--- EXERCISE MATERIAL ---

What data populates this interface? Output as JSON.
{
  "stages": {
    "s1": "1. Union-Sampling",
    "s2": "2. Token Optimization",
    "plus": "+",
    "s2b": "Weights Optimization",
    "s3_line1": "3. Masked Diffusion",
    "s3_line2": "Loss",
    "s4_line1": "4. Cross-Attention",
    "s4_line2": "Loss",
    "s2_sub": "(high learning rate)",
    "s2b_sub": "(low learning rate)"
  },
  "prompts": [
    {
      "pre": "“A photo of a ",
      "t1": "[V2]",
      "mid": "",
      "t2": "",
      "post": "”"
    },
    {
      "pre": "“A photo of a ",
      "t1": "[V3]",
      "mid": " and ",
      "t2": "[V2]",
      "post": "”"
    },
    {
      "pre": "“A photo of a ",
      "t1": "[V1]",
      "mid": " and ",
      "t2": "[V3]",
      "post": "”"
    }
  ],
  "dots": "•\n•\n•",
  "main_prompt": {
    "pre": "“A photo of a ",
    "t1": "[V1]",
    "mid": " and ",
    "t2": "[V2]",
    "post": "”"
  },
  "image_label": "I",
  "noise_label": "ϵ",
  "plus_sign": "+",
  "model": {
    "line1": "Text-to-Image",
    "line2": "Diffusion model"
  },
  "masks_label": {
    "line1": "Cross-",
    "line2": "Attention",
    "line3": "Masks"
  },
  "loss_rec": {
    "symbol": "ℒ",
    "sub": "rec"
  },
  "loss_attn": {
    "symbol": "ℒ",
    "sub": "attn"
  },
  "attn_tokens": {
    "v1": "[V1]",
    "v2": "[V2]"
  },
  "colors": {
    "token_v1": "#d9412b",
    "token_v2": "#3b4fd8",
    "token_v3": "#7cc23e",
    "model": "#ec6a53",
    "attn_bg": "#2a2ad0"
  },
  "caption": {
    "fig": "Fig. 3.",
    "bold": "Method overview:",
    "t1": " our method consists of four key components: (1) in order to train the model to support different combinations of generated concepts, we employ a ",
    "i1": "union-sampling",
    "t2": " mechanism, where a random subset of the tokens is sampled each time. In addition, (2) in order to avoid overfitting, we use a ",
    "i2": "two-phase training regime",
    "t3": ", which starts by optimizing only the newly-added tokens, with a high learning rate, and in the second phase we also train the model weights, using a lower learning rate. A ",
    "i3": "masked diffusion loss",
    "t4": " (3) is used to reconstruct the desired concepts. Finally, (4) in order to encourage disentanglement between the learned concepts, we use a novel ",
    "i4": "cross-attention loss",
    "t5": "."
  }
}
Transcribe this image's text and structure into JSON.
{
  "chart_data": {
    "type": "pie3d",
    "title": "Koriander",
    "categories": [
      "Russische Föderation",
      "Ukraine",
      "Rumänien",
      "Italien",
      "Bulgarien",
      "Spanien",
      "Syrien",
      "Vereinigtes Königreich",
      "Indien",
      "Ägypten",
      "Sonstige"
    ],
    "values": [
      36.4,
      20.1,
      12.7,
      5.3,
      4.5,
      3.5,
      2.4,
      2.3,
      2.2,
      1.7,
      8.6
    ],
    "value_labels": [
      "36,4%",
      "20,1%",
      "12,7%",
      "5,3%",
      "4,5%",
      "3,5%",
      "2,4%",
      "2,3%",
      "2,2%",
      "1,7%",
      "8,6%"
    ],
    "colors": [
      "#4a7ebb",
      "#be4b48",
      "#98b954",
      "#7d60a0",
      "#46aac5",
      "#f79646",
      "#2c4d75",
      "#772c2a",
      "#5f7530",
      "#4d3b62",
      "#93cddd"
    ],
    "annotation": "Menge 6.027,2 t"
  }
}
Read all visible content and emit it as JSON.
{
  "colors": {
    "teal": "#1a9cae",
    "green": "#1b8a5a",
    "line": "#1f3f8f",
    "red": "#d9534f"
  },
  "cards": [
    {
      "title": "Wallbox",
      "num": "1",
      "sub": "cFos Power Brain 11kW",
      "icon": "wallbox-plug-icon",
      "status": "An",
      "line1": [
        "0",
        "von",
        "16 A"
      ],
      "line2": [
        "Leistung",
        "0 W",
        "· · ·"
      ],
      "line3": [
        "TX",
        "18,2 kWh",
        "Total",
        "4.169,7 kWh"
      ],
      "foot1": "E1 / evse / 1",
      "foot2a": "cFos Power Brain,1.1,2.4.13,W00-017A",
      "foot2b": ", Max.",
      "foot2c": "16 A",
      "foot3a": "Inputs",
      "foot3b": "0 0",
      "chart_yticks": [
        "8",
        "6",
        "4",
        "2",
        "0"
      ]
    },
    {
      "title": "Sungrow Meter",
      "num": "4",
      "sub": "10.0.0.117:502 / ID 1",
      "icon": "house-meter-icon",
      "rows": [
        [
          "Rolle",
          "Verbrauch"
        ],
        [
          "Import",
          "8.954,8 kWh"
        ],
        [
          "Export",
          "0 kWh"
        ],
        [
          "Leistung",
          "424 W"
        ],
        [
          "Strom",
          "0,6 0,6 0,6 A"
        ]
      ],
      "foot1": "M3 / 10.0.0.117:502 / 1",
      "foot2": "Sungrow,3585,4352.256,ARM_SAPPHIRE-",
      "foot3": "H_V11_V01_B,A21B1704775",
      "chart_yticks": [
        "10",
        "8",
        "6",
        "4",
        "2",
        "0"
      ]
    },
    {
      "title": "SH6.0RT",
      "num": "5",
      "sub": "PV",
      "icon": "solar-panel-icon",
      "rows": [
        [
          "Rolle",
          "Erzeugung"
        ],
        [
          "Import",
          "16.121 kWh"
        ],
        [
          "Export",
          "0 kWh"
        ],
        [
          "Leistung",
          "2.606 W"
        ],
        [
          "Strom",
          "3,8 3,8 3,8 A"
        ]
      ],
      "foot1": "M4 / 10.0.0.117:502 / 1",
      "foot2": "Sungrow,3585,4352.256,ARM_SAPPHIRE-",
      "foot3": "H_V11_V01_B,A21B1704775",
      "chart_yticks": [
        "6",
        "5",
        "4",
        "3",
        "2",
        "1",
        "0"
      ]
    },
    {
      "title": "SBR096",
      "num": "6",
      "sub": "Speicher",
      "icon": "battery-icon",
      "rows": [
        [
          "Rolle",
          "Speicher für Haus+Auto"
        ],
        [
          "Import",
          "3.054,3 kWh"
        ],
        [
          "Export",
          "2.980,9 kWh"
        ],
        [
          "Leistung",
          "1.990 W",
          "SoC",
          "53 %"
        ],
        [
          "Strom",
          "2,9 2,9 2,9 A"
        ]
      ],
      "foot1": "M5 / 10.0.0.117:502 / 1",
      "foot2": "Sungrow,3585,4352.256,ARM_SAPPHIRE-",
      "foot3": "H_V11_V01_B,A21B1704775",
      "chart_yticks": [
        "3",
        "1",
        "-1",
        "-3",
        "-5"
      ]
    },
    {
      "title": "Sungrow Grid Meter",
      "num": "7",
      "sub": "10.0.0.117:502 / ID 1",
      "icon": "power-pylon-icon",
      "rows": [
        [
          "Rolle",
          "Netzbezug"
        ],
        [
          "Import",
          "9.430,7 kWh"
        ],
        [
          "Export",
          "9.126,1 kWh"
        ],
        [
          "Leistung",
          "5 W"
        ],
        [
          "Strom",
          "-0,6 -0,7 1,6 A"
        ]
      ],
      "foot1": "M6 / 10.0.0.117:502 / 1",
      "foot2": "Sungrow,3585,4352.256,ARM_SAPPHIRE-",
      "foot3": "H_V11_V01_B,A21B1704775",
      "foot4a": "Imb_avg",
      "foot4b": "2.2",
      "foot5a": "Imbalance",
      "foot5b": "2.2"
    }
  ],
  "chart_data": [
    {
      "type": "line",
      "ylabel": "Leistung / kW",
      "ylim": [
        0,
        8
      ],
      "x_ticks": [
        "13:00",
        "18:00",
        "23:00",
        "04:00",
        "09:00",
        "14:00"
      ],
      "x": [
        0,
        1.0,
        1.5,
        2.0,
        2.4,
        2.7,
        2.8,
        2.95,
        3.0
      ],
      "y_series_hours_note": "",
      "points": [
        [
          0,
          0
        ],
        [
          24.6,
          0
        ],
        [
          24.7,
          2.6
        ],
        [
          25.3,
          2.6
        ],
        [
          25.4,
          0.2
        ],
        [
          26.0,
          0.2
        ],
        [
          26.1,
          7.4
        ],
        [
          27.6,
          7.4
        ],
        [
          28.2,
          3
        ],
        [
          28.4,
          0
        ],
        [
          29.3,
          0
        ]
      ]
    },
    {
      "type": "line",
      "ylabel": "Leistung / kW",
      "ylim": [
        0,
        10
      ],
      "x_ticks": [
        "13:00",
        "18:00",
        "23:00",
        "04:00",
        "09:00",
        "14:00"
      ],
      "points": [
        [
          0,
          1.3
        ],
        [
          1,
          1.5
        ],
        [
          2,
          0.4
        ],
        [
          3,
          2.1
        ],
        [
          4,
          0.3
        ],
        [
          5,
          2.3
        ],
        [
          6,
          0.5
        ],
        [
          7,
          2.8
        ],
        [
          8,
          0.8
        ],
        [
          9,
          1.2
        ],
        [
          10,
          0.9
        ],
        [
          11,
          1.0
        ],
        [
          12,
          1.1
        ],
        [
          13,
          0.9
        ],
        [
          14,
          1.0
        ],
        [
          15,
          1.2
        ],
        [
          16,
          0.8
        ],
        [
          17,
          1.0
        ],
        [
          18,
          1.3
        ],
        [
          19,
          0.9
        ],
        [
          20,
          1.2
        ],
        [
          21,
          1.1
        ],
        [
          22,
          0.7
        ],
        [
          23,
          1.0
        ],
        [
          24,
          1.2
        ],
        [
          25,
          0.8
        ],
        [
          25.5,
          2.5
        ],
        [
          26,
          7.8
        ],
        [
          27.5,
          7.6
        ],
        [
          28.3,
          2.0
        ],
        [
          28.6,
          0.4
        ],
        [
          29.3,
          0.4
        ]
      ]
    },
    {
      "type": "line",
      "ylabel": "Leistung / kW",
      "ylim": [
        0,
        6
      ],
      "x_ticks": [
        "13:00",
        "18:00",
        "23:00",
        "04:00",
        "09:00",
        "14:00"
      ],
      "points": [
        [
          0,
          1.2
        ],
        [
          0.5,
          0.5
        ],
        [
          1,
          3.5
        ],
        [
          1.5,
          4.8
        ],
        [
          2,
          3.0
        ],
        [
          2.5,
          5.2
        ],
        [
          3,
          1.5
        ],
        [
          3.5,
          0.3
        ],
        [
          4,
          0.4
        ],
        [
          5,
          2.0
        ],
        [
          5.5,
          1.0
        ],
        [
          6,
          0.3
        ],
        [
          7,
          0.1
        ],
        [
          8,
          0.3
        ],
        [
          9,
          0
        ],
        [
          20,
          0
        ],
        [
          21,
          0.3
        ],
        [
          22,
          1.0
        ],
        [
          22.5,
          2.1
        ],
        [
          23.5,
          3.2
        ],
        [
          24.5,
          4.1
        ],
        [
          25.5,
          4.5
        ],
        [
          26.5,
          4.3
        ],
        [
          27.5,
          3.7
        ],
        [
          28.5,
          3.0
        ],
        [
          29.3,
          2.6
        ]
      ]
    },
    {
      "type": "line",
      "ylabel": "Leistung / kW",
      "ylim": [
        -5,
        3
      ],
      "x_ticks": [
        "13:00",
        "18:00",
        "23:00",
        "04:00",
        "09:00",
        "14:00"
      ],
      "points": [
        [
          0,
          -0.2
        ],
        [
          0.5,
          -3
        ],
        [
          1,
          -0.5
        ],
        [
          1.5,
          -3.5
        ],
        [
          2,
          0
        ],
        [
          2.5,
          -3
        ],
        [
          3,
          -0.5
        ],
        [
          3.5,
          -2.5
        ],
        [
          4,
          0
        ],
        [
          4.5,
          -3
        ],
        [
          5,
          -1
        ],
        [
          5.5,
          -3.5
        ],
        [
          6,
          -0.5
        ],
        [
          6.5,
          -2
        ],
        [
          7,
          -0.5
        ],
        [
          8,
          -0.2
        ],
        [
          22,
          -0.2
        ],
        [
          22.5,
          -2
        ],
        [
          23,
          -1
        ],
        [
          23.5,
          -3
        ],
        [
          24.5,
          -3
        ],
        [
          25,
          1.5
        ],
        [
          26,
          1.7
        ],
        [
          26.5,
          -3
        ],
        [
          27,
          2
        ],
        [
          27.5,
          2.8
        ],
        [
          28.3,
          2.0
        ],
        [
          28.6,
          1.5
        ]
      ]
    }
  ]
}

---

» JOB: Your task is to report how many lines of the material include the string "cFos". Give the number and no other words.

» RESPONSE BELOW: 2